↓
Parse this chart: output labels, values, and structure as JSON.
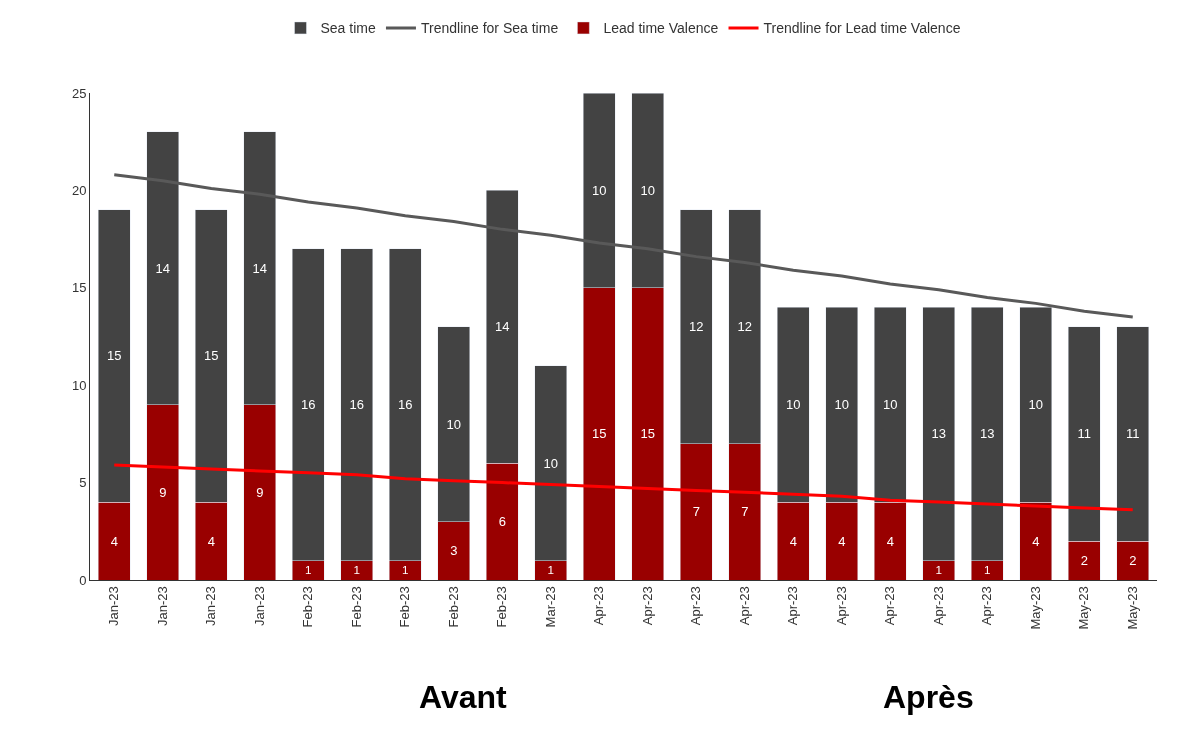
{
  "chart_data": {
    "type": "bar",
    "stacked": true,
    "legend": "top",
    "categories": [
      "Jan-23",
      "Jan-23",
      "Jan-23",
      "Jan-23",
      "Feb-23",
      "Feb-23",
      "Feb-23",
      "Feb-23",
      "Feb-23",
      "Mar-23",
      "Apr-23",
      "Apr-23",
      "Apr-23",
      "Apr-23",
      "Apr-23",
      "Apr-23",
      "Apr-23",
      "Apr-23",
      "Apr-23",
      "May-23",
      "May-23",
      "May-23"
    ],
    "ylim": [
      0,
      25
    ],
    "yticks": [
      0,
      5,
      10,
      15,
      20,
      25
    ],
    "series": [
      {
        "name": "Lead time Valence",
        "color": "#990000",
        "values": [
          4,
          9,
          4,
          9,
          1,
          1,
          1,
          3,
          6,
          1,
          15,
          15,
          7,
          7,
          4,
          4,
          4,
          1,
          1,
          4,
          2,
          2
        ],
        "value_labels": [
          "4",
          "9",
          "4",
          "9",
          "1",
          "1",
          "1",
          "3",
          "6",
          "1",
          "15",
          "15",
          "7",
          "7",
          "4",
          "4",
          "4",
          "1",
          "1",
          "4",
          "2",
          "2"
        ]
      },
      {
        "name": "Sea time",
        "color": "#434343",
        "values": [
          15,
          14,
          15,
          14,
          16,
          16,
          16,
          10,
          14,
          10,
          10,
          10,
          12,
          12,
          10,
          10,
          10,
          13,
          13,
          10,
          11,
          11
        ],
        "value_labels": [
          "15",
          "14",
          "15",
          "14",
          "16",
          "16",
          "16",
          "10",
          "14",
          "10",
          "10",
          "10",
          "12",
          "12",
          "10",
          "10",
          "10",
          "13",
          "13",
          "10",
          "11",
          "11"
        ]
      },
      {
        "name": "Trendline for Sea time",
        "type": "line",
        "color": "#595959",
        "values": [
          20.8,
          20.5,
          20.1,
          19.8,
          19.4,
          19.1,
          18.7,
          18.4,
          18.0,
          17.7,
          17.3,
          17.0,
          16.6,
          16.3,
          15.9,
          15.6,
          15.2,
          14.9,
          14.5,
          14.2,
          13.8,
          13.5
        ]
      },
      {
        "name": "Trendline for Lead time Valence",
        "type": "line",
        "color": "#ff0000",
        "values": [
          5.9,
          5.8,
          5.7,
          5.6,
          5.5,
          5.4,
          5.2,
          5.1,
          5.0,
          4.9,
          4.8,
          4.7,
          4.6,
          4.5,
          4.4,
          4.3,
          4.1,
          4.0,
          3.9,
          3.8,
          3.7,
          3.6
        ]
      }
    ],
    "annotations": [
      "Avant",
      "Après"
    ]
  }
}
↑
AIM - Each line of the material must be retyped exactly, except that images are omitted.

RESPONSE TO THE TASK -
Parse this chart: output labels, values, and structure as JSON.
{
  "chart_data": {
    "type": "bar",
    "stacked": true,
    "legend": "top",
    "categories": [
      "Jan-23",
      "Jan-23",
      "Jan-23",
      "Jan-23",
      "Feb-23",
      "Feb-23",
      "Feb-23",
      "Feb-23",
      "Feb-23",
      "Mar-23",
      "Apr-23",
      "Apr-23",
      "Apr-23",
      "Apr-23",
      "Apr-23",
      "Apr-23",
      "Apr-23",
      "Apr-23",
      "Apr-23",
      "May-23",
      "May-23",
      "May-23"
    ],
    "ylim": [
      0,
      25
    ],
    "yticks": [
      0,
      5,
      10,
      15,
      20,
      25
    ],
    "series": [
      {
        "name": "Lead time Valence",
        "color": "#990000",
        "values": [
          4,
          9,
          4,
          9,
          1,
          1,
          1,
          3,
          6,
          1,
          15,
          15,
          7,
          7,
          4,
          4,
          4,
          1,
          1,
          4,
          2,
          2
        ],
        "value_labels": [
          "4",
          "9",
          "4",
          "9",
          "1",
          "1",
          "1",
          "3",
          "6",
          "1",
          "15",
          "15",
          "7",
          "7",
          "4",
          "4",
          "4",
          "1",
          "1",
          "4",
          "2",
          "2"
        ]
      },
      {
        "name": "Sea time",
        "color": "#434343",
        "values": [
          15,
          14,
          15,
          14,
          16,
          16,
          16,
          10,
          14,
          10,
          10,
          10,
          12,
          12,
          10,
          10,
          10,
          13,
          13,
          10,
          11,
          11
        ],
        "value_labels": [
          "15",
          "14",
          "15",
          "14",
          "16",
          "16",
          "16",
          "10",
          "14",
          "10",
          "10",
          "10",
          "12",
          "12",
          "10",
          "10",
          "10",
          "13",
          "13",
          "10",
          "11",
          "11"
        ]
      },
      {
        "name": "Trendline for Sea time",
        "type": "line",
        "color": "#595959",
        "values": [
          20.8,
          20.5,
          20.1,
          19.8,
          19.4,
          19.1,
          18.7,
          18.4,
          18.0,
          17.7,
          17.3,
          17.0,
          16.6,
          16.3,
          15.9,
          15.6,
          15.2,
          14.9,
          14.5,
          14.2,
          13.8,
          13.5
        ]
      },
      {
        "name": "Trendline for Lead time Valence",
        "type": "line",
        "color": "#ff0000",
        "values": [
          5.9,
          5.8,
          5.7,
          5.6,
          5.5,
          5.4,
          5.2,
          5.1,
          5.0,
          4.9,
          4.8,
          4.7,
          4.6,
          4.5,
          4.4,
          4.3,
          4.1,
          4.0,
          3.9,
          3.8,
          3.7,
          3.6
        ]
      }
    ],
    "annotations": [
      "Avant",
      "Après"
    ]
  }
}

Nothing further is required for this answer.